From the listing below, pull out all lines with "diagrama" in them.

**** DATA SECTION

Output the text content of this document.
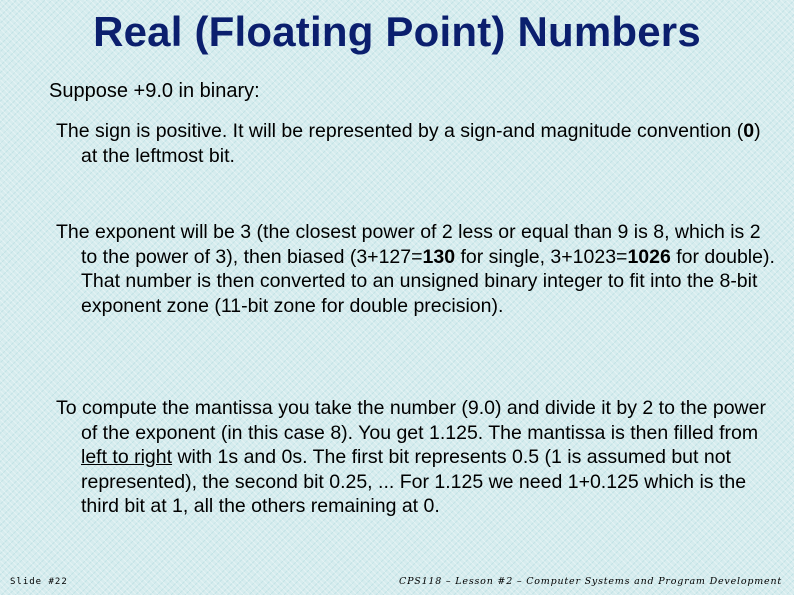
Real (Floating Point) Numbers
Suppose +9.0 in binary:
The sign is positive. It will be represented by a sign-and magnitude convention (0) at the leftmost bit.
The exponent will be 3 (the closest power of 2 less or equal than 9 is 8, which is 2 to the power of 3), then biased (3+127=130 for single, 3+1023=1026 for double). That number is then converted to an unsigned binary integer to fit into the 8-bit exponent zone (11-bit zone for double precision).
To compute the mantissa you take the number (9.0) and divide it by 2 to the power of the exponent (in this case 8). You get 1.125. The mantissa is then filled from left to right with 1s and 0s. The first bit represents 0.5 (1 is assumed but not represented), the second bit 0.25, ... For 1.125 we need 1+0.125 which is the third bit at 1, all the others remaining at 0.
Slide #22	CPS118 – Lesson #2 – Computer Systems and Program Development
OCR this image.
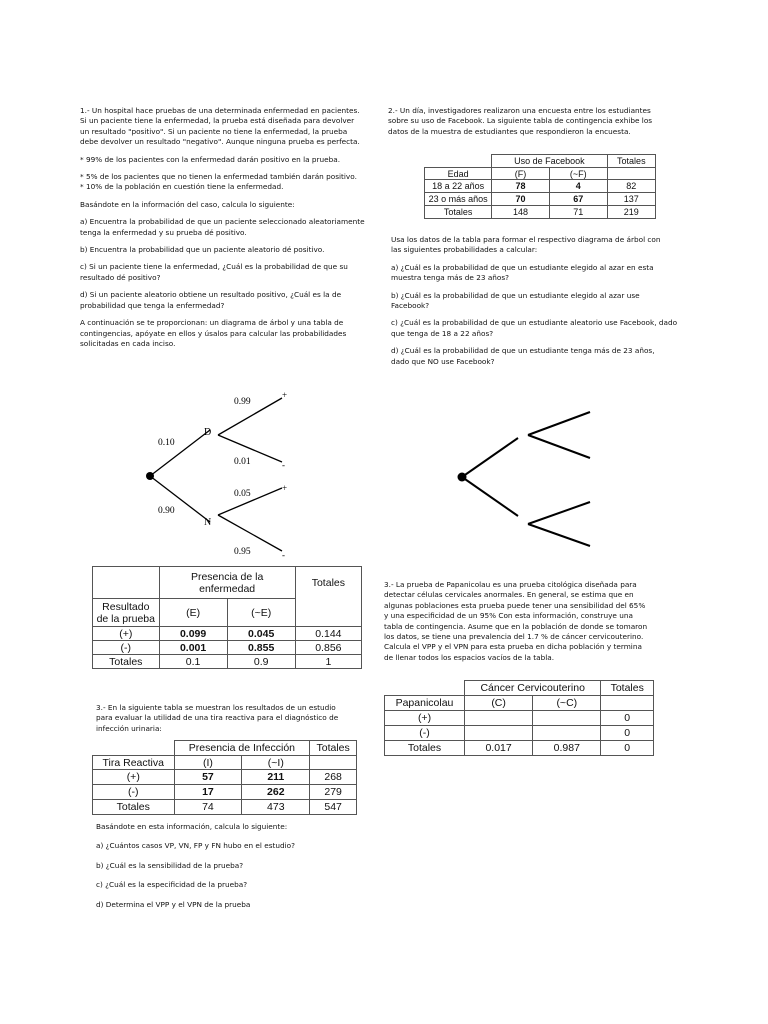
1.- Un hospital hace pruebas de una determinada enfermedad en pacientes.

Si un paciente tiene la enfermedad, la prueba está diseñada para devolver

un resultado "positivo". Si un paciente no tiene la enfermedad, la prueba

debe devolver un resultado "negativo". Aunque ninguna prueba es perfecta.

* 99% de los pacientes con la enfermedad darán positivo en la prueba.

* 5% de los pacientes que no tienen la enfermedad también darán positivo.

* 10% de la población en cuestión tiene la enfermedad.

Basándote en la información del caso, calcula lo siguiente:

a) Encuentra la probabilidad de que un paciente seleccionado aleatoriamente

tenga la enfermedad y su prueba dé positivo.

b) Encuentra la probabilidad que un paciente aleatorio dé positivo.

c) Si un paciente tiene la enfermedad, ¿Cuál es la probabilidad de que su

resultado dé positivo?

d) Si un paciente aleatorio obtiene un resultado positivo, ¿Cuál es la de

probabilidad que tenga la enfermedad?

A continuación se te proporcionan: un diagrama de árbol y una tabla de

contingencias, apóyate en ellos y úsalos para calcular las probabilidades

solicitadas en cada inciso.

0.10
0.90
D
N
0.99
0.01
0.05
0.95
+
-
+
-
	Presencia de la
enfermedad		Totales
Resultado
de la prueba	(E)	(~E)	
(+)	0.099	0.045	0.144
(-)	0.001	0.855	0.856
Totales	0.1	0.9	1

3.- En la siguiente tabla se muestran los resultados de un estudio

para evaluar la utilidad de una tira reactiva para el diagnóstico de

infección urinaria:

	Presencia de Infección		Totales
Tira Reactiva	(I)	(~I)	
(+)	57	211	268
(-)	17	262	279
Totales	74	473	547

Basándote en esta información, calcula lo siguiente:

a) ¿Cuántos casos VP, VN, FP y FN hubo en el estudio?

b) ¿Cuál es la sensibilidad de la prueba?

c) ¿Cuál es la especificidad de la prueba?

d) Determina el VPP y el VPN de la prueba

2.- Un día, investigadores realizaron una encuesta entre los estudiantes

sobre su uso de Facebook. La siguiente tabla de contingencia exhibe los

datos de la muestra de estudiantes que respondieron la encuesta.

	Uso de Facebook		Totales
Edad	(F)	(~F)	
18 a 22 años	78	4	82
23 o más años	70	67	137
Totales	148	71	219

Usa los datos de la tabla para formar el respectivo diagrama de árbol con

las siguientes probabilidades a calcular:

a) ¿Cuál es la probabilidad de que un estudiante elegido al azar en esta

muestra tenga más de 23 años?

b) ¿Cuál es la probabilidad de que un estudiante elegido al azar use

Facebook?

c) ¿Cuál es la probabilidad de que un estudiante aleatorio use Facebook, dado

que tenga de 18 a 22 años?

d) ¿Cuál es la probabilidad de que un estudiante tenga más de 23 años,

dado que NO use Facebook?

3.- La prueba de Papanicolau es una prueba citológica diseñada para

detectar células cervicales anormales. En general, se estima que en

algunas poblaciones esta prueba puede tener una sensibilidad del 65%

y una especificidad de un 95% Con esta información, construye una

tabla de contingencia. Asume que en la población de donde se tomaron

los datos, se tiene una prevalencia del 1.7 % de cáncer cervicouterino.

Calcula el VPP y el VPN para esta prueba en dicha población y termina

de llenar todos los espacios vacíos de la tabla.

	Cáncer Cervicouterino		Totales
Papanicolau	(C)	(~C)	
(+)			0
(-)			0
Totales	0.017	0.987	0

********

| EXERCISE OUTPUT |
A continuación se te proporcionan: un diagrama de árbol y una tabla de
Usa los datos de la tabla para formar el respectivo diagrama de árbol con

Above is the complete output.